> **Consegna**: Nell'articolo sul Sonic Park Matera, fino a quale periodo si estraeva il tufo nella Cava del Sole?

> **Testo in esame**:
Al «Sonic Park Matera» già trentamila presenze

Al «Sonic Park Matera» già trentamila presenze

E per il prossimo anno si pensa già a due big internazionali

29 Luglio 2022

Donato Mastrangelo

MATERA  Da luogo di abbandono a simbolo di rinascita ed emblema del successo di Matera Capitale della Cultura 2019.
La Cava del Sole, situata lungo l’antica Via Appia, il sito dove fino agli anni Cinquanta veniva estratto il tufo, è l’esempio tangibile della rigenerazione urbana che partendo dalla memoria mette a valore un’area, facendo leva sulla cultura e sullo spettacolo e determinando anche importanti ricadute economiche per la città.

Dati per il riconoscimento della struttura dei documenti
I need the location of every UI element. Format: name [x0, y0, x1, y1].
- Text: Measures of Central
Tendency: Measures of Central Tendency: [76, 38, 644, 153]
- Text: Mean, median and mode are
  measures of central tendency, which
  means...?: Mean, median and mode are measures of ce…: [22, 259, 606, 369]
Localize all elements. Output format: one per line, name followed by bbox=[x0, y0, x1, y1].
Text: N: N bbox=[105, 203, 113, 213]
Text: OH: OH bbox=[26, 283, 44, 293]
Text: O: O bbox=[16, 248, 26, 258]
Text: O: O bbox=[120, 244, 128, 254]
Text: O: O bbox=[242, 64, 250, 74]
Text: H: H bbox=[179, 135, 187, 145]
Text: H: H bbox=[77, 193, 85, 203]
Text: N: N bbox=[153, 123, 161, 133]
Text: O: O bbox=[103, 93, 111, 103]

> **Risposta scritta**: Fino agli anni Cinquanta.